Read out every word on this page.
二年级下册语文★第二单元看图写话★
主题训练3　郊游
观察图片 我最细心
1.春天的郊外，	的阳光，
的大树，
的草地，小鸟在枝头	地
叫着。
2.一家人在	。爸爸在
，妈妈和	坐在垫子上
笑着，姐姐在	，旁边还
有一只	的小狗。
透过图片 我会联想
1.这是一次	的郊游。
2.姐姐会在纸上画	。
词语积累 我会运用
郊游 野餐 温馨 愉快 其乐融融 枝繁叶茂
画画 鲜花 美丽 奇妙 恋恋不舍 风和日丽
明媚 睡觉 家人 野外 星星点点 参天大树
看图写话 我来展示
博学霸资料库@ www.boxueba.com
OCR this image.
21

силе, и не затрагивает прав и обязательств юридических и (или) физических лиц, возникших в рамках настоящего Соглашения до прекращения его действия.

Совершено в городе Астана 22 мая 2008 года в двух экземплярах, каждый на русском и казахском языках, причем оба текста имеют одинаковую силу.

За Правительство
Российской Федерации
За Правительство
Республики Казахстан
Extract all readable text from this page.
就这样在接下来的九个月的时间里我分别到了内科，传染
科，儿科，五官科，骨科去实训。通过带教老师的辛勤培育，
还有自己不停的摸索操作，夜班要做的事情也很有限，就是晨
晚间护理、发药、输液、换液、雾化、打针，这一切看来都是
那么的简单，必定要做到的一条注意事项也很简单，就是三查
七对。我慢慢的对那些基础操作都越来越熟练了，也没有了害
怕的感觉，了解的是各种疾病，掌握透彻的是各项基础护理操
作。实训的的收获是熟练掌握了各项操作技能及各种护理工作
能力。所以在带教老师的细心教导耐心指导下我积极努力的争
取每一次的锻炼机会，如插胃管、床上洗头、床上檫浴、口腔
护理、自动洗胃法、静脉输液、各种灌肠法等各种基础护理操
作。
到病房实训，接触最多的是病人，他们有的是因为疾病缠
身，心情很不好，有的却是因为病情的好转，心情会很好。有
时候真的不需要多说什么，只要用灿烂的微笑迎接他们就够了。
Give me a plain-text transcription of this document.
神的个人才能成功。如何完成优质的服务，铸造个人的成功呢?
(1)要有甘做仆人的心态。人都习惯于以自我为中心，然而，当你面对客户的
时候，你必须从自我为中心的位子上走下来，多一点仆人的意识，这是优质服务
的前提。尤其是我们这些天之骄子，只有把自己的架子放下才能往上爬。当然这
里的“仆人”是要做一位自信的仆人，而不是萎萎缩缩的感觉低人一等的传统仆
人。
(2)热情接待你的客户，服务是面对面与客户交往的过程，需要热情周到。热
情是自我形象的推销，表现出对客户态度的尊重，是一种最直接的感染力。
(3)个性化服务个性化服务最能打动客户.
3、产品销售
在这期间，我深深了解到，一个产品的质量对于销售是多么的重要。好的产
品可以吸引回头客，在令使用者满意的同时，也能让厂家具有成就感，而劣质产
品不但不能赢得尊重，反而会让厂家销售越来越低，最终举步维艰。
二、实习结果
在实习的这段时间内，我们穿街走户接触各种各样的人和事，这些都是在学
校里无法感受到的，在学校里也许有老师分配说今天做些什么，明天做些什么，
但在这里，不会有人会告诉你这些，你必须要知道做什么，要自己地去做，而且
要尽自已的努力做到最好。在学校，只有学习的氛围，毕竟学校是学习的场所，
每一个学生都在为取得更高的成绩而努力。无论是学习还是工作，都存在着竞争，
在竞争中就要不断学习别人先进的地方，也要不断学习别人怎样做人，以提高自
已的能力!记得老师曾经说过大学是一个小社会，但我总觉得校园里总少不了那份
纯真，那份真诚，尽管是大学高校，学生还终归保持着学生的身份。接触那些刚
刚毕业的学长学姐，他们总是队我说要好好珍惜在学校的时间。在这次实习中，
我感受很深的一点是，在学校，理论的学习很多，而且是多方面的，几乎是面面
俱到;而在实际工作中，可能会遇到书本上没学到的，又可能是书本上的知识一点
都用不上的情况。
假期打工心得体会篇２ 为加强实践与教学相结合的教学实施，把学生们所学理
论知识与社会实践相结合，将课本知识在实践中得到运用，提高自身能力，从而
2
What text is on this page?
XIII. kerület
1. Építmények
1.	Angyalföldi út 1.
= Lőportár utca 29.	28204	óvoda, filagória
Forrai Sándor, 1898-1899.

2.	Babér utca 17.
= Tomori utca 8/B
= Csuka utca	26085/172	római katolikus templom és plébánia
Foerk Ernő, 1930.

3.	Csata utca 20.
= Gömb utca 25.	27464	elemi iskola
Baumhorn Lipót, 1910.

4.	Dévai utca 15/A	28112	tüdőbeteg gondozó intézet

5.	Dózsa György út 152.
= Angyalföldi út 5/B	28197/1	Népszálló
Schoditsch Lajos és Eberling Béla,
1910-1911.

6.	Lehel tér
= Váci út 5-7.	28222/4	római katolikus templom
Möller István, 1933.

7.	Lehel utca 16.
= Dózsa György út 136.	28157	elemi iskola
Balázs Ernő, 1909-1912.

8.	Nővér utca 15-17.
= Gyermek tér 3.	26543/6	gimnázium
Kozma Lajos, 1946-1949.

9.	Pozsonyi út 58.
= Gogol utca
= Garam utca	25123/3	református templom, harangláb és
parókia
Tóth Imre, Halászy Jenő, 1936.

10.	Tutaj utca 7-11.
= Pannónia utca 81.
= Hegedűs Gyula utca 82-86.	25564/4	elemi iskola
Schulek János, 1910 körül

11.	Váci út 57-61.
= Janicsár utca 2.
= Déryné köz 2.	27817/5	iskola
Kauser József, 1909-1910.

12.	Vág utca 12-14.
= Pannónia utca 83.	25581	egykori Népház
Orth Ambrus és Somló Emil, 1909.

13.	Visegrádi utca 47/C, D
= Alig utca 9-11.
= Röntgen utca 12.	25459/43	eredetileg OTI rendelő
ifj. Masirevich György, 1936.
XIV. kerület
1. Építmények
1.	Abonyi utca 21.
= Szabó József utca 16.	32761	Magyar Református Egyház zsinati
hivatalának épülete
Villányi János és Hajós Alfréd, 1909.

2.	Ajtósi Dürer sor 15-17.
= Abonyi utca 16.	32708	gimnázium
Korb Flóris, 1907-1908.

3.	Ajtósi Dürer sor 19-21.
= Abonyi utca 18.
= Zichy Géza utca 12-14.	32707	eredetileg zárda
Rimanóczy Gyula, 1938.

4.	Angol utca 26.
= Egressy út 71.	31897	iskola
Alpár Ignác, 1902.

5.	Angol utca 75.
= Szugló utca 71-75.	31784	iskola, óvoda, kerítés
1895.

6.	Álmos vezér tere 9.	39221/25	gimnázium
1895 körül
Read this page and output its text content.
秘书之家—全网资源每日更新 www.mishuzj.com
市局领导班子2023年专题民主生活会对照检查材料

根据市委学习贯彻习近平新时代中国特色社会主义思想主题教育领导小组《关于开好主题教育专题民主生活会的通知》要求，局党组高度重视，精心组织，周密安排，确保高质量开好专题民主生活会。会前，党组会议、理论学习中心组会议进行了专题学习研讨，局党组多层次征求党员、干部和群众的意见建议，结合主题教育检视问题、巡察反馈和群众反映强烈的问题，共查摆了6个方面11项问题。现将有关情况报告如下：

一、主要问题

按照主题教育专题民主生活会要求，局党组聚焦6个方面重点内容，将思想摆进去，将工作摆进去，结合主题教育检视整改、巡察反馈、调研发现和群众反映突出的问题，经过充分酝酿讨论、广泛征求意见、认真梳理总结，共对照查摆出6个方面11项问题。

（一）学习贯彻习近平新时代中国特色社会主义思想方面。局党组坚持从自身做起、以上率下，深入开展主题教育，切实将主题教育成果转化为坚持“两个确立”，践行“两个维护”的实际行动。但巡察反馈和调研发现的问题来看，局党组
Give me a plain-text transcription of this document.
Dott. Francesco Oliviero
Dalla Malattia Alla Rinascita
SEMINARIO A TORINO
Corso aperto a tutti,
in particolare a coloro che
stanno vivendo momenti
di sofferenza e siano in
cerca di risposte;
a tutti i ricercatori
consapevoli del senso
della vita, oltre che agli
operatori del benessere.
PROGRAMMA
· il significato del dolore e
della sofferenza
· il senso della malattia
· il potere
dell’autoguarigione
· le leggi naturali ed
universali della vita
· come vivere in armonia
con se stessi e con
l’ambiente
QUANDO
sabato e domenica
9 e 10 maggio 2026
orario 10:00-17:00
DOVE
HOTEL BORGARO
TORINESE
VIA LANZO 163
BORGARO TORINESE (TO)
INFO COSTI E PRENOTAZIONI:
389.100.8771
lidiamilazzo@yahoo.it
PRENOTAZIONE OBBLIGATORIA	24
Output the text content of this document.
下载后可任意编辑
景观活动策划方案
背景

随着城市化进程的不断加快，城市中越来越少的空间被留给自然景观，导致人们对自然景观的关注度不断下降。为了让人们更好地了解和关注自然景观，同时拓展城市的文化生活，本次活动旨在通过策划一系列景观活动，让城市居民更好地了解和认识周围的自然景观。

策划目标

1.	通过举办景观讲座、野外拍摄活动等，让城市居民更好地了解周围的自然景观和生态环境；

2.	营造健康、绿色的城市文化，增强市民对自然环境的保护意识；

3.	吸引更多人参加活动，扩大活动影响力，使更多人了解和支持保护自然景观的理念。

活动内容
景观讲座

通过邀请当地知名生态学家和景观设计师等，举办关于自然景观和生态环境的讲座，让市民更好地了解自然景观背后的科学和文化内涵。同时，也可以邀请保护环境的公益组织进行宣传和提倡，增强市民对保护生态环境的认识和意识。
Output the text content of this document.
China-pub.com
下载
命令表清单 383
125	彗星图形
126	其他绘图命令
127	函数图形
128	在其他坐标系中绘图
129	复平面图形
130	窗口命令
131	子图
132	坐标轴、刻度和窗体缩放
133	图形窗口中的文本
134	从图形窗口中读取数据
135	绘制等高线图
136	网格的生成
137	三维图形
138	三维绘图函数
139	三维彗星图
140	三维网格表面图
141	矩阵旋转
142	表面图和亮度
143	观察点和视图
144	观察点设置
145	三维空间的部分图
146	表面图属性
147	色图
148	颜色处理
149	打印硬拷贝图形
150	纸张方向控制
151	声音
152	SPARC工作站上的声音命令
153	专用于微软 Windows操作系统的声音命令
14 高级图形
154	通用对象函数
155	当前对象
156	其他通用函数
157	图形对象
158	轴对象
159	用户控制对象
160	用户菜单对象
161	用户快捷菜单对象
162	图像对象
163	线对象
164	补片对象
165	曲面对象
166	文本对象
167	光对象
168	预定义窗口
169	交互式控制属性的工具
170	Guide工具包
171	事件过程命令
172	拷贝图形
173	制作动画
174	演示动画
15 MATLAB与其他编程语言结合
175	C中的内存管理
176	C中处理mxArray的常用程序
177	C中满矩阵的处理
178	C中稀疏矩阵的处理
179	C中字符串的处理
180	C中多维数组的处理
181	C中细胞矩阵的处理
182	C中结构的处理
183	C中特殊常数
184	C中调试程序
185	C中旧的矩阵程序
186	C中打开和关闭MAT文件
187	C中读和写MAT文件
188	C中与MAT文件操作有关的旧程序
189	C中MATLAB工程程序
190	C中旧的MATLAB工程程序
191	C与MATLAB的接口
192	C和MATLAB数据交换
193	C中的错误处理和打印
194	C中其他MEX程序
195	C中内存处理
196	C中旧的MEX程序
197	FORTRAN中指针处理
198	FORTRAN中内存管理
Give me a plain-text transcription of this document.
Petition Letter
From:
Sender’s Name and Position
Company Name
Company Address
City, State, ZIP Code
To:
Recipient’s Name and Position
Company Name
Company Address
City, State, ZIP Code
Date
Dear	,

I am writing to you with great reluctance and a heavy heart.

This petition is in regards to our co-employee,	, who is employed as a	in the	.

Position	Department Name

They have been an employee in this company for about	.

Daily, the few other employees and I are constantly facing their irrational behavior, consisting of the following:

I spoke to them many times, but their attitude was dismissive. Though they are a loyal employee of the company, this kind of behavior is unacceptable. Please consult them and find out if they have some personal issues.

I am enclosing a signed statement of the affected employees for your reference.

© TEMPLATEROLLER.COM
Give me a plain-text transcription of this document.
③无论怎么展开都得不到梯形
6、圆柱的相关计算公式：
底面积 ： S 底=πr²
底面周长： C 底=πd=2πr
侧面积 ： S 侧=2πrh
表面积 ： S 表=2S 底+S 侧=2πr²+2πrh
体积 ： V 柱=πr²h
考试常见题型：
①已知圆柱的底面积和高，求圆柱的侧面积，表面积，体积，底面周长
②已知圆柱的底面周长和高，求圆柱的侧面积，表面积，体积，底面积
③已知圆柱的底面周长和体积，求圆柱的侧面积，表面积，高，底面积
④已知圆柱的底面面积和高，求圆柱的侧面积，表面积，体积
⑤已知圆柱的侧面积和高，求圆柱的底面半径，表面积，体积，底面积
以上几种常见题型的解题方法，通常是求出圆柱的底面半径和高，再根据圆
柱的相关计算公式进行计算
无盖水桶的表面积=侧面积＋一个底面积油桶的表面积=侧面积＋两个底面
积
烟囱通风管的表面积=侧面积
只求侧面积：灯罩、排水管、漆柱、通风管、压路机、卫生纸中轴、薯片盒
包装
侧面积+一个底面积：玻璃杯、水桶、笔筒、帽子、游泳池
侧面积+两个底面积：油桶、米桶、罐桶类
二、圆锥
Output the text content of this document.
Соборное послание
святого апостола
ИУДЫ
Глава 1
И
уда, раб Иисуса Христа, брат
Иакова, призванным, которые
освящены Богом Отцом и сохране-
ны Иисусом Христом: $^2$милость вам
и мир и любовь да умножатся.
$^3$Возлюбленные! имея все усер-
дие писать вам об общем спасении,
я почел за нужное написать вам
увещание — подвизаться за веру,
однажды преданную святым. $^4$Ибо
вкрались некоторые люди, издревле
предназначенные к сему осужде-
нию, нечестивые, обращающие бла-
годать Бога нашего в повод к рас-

-------

**Task to complete:**
Extract every line of the records above that contains the word "Abonyi".

**Task response:**
1.	Abonyi utca 21.
= Abonyi utca 16.	32708	gimnázium
= Abonyi utca 18.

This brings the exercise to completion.